▶ _WHAT THE TASK REQUIRES_
Give every line again exactly as it appears, please, but not the pictures.

▶ _INPUT MATERIAL_
START
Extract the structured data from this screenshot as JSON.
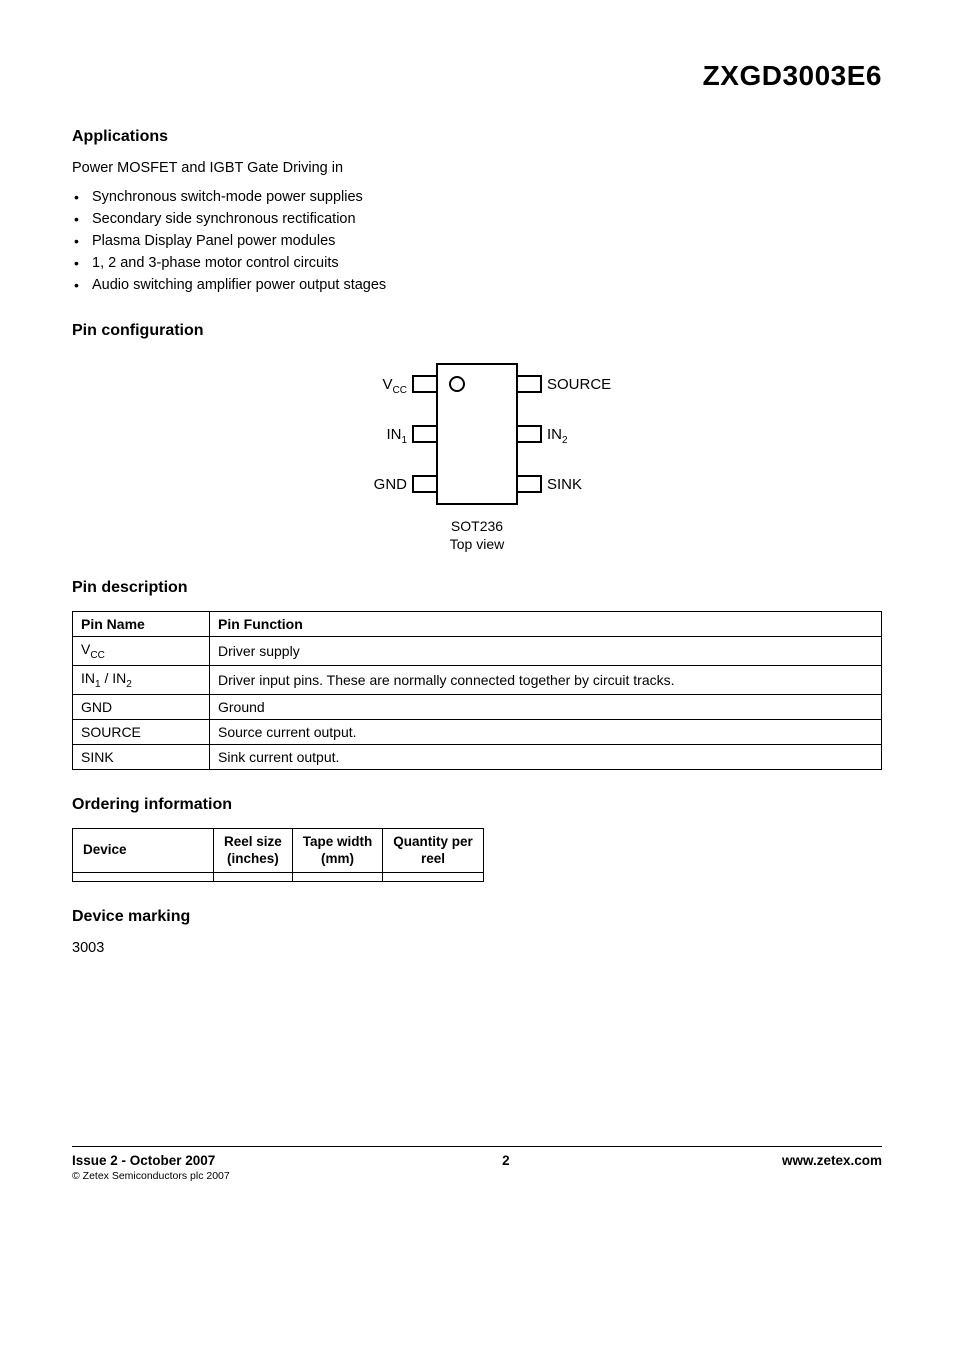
{
  "part_number": "ZXGD3003E6",
  "applications": {
    "heading": "Applications",
    "intro": "Power MOSFET and IGBT Gate Driving in",
    "items": [
      "Synchronous switch-mode power supplies",
      "Secondary side synchronous rectification",
      "Plasma Display Panel power modules",
      "1, 2 and 3-phase motor control circuits",
      "Audio switching amplifier power output stages"
    ]
  },
  "pin_config": {
    "heading": "Pin configuration",
    "left_labels": [
      "V",
      "IN",
      "GND"
    ],
    "left_subs": [
      "CC",
      "1",
      ""
    ],
    "right_labels": [
      "SOURCE",
      "IN",
      "SINK"
    ],
    "right_subs": [
      "",
      "2",
      ""
    ],
    "caption_line1": "SOT236",
    "caption_line2": "Top view"
  },
  "pin_desc": {
    "heading": "Pin description",
    "col1": "Pin Name",
    "col2": "Pin Function",
    "rows": [
      {
        "name_html": "V<sub>CC</sub>",
        "func": "Driver supply"
      },
      {
        "name_html": "IN<sub>1</sub> / IN<sub>2</sub>",
        "func": "Driver input pins. These are normally connected together by circuit tracks."
      },
      {
        "name_html": "GND",
        "func": "Ground"
      },
      {
        "name_html": "SOURCE",
        "func": "Source current output."
      },
      {
        "name_html": "SINK",
        "func": "Sink current output."
      }
    ]
  },
  "ordering": {
    "heading": "Ordering information",
    "headers": [
      "Device",
      "Reel size\n(inches)",
      "Tape width\n(mm)",
      "Quantity per\nreel"
    ],
    "row": [
      "",
      "",
      "",
      ""
    ]
  },
  "marking": {
    "heading": "Device marking",
    "code": "3003"
  },
  "footer": {
    "issue": "Issue 2 - October 2007",
    "copyright": "© Zetex Semiconductors plc 2007",
    "page": "2",
    "url": "www.zetex.com"
  }
}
END
▶ _WRITTEN ANSWER_
Extract the structured data from this screenshot as JSON.
{
  "part_number": "ZXGD3003E6",
  "applications": {
    "heading": "Applications",
    "intro": "Power MOSFET and IGBT Gate Driving in",
    "items": [
      "Synchronous switch-mode power supplies",
      "Secondary side synchronous rectification",
      "Plasma Display Panel power modules",
      "1, 2 and 3-phase motor control circuits",
      "Audio switching amplifier power output stages"
    ]
  },
  "pin_config": {
    "heading": "Pin configuration",
    "left_labels": [
      "V",
      "IN",
      "GND"
    ],
    "left_subs": [
      "CC",
      "1",
      ""
    ],
    "right_labels": [
      "SOURCE",
      "IN",
      "SINK"
    ],
    "right_subs": [
      "",
      "2",
      ""
    ],
    "caption_line1": "SOT236",
    "caption_line2": "Top view"
  },
  "pin_desc": {
    "heading": "Pin description",
    "col1": "Pin Name",
    "col2": "Pin Function",
    "rows": [
      {
        "name_html": "V<sub>CC</sub>",
        "func": "Driver supply"
      },
      {
        "name_html": "IN<sub>1</sub> / IN<sub>2</sub>",
        "func": "Driver input pins. These are normally connected together by circuit tracks."
      },
      {
        "name_html": "GND",
        "func": "Ground"
      },
      {
        "name_html": "SOURCE",
        "func": "Source current output."
      },
      {
        "name_html": "SINK",
        "func": "Sink current output."
      }
    ]
  },
  "ordering": {
    "heading": "Ordering information",
    "headers": [
      "Device",
      "Reel size\n(inches)",
      "Tape width\n(mm)",
      "Quantity per\nreel"
    ],
    "row": [
      "",
      "",
      "",
      ""
    ]
  },
  "marking": {
    "heading": "Device marking",
    "code": "3003"
  },
  "footer": {
    "issue": "Issue 2 - October 2007",
    "copyright": "© Zetex Semiconductors plc 2007",
    "page": "2",
    "url": "www.zetex.com"
  }
}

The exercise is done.